§ GIVEN DATA:
▬▬▬

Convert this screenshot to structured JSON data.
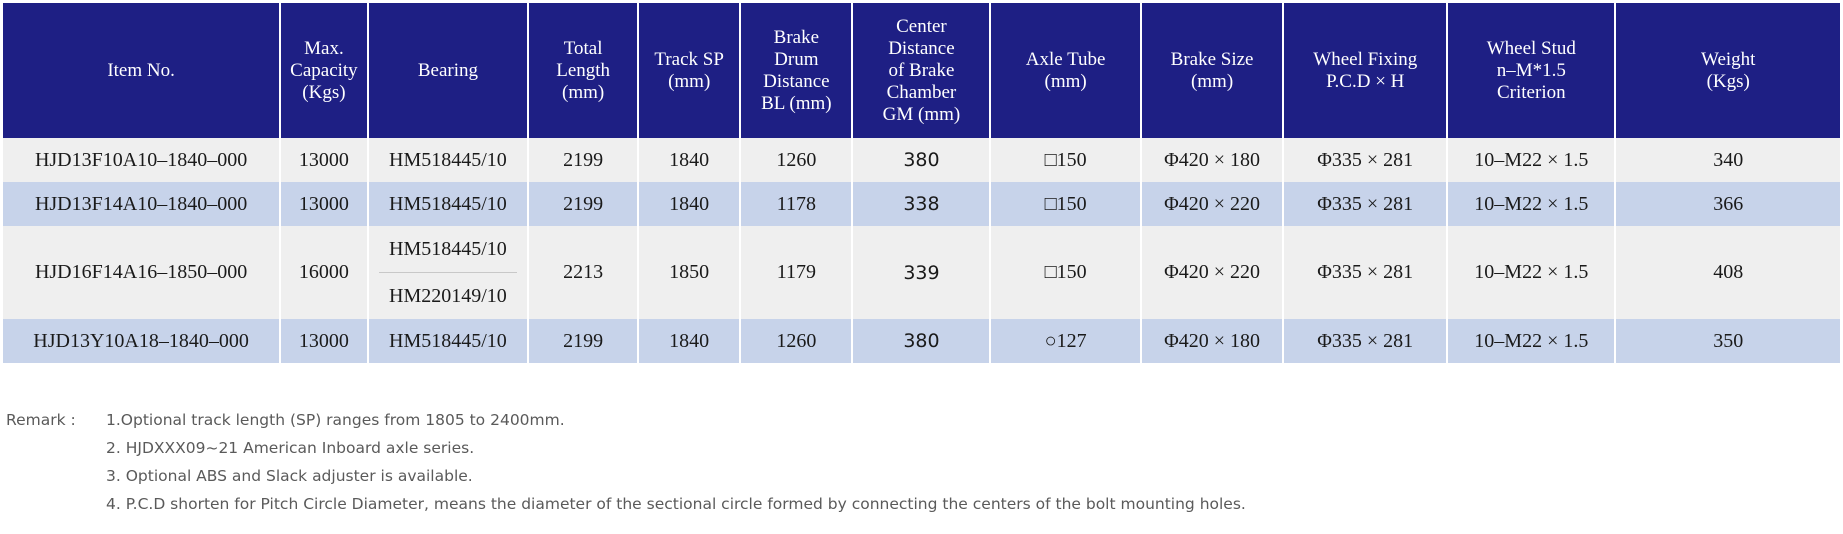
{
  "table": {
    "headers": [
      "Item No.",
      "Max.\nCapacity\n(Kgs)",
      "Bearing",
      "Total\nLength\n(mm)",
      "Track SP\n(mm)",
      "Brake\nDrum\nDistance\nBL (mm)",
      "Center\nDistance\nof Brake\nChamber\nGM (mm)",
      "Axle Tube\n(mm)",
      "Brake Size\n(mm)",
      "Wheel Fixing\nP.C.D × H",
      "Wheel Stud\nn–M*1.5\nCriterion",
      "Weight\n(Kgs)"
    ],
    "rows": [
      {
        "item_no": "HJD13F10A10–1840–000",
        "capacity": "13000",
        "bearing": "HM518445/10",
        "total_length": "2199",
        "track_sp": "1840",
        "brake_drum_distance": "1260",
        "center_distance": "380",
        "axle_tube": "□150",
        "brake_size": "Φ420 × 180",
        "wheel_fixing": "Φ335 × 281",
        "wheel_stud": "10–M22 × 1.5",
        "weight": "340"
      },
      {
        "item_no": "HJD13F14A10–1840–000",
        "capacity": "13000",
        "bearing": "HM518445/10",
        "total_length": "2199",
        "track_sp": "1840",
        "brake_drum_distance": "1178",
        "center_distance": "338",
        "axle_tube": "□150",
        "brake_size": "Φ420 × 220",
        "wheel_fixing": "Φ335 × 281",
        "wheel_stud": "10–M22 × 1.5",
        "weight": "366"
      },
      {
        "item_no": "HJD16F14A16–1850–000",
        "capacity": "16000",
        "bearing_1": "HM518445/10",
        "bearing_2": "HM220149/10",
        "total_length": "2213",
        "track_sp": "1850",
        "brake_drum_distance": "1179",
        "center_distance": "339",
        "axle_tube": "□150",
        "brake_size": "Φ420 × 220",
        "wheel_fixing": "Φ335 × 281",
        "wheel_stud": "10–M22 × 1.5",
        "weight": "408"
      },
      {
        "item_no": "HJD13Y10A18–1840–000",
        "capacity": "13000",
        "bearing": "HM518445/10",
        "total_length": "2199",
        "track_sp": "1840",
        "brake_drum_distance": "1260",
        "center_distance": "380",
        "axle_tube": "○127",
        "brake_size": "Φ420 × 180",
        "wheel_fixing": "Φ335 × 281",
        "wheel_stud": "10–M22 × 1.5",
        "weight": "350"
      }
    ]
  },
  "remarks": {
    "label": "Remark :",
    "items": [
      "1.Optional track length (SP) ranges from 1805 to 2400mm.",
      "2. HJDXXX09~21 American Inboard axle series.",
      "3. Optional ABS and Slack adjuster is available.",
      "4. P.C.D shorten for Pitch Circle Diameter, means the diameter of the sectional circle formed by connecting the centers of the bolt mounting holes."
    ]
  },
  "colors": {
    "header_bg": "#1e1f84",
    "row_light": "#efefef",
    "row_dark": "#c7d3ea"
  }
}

▬▬▬

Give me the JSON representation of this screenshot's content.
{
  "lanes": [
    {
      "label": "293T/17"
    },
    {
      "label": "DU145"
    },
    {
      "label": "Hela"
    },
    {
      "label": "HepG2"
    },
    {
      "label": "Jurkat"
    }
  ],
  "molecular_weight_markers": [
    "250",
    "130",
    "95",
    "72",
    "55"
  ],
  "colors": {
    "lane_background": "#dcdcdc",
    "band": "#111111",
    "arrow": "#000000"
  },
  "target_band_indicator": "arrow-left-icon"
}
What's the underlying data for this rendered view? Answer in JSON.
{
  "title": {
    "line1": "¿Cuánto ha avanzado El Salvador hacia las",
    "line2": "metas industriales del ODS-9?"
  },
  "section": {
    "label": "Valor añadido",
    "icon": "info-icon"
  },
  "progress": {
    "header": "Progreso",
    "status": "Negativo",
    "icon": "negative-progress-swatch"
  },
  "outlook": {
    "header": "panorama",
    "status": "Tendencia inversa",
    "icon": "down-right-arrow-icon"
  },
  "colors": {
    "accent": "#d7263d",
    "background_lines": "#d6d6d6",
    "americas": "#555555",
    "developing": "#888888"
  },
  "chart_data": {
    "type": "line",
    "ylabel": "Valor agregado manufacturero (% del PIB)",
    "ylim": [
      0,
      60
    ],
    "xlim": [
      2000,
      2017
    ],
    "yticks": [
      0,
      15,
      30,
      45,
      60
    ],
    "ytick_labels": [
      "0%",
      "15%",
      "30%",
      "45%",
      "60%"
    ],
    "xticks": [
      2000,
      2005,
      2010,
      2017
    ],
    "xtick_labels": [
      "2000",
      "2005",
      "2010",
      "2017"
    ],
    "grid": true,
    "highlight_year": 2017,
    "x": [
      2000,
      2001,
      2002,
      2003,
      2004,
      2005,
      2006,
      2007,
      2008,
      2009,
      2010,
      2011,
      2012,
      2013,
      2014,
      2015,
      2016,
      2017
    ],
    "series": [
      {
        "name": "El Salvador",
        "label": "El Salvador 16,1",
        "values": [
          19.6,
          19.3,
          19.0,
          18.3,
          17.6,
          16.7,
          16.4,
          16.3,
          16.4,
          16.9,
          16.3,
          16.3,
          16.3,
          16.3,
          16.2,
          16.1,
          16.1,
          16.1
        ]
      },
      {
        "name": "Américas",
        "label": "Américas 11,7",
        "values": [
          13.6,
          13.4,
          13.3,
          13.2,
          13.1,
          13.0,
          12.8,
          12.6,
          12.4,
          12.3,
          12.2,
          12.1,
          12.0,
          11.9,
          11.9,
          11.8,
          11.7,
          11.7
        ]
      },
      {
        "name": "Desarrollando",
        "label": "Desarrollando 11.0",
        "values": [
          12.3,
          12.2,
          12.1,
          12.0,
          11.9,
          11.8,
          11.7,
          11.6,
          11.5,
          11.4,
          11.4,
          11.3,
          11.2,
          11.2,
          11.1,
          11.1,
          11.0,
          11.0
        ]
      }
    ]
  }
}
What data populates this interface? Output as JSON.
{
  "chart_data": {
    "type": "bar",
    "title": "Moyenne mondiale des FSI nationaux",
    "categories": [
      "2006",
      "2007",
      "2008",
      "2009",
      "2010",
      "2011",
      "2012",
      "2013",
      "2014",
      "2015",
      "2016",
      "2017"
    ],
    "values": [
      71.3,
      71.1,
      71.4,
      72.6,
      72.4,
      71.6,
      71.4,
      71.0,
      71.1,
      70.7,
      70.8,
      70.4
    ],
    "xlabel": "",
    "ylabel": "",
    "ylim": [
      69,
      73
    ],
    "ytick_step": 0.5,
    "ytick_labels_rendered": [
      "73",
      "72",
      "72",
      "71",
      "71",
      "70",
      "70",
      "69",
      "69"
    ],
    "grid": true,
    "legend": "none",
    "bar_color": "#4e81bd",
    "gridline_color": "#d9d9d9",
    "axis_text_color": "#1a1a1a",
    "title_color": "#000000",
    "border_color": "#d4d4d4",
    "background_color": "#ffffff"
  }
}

▬▬▬

Find all the lines containing "arrow" in the material, then copy them.

§ CORRECT OUTPUT:
    "arrow": "#000000"
  "target_band_indicator": "arrow-left-icon"
    "icon": "down-right-arrow-icon"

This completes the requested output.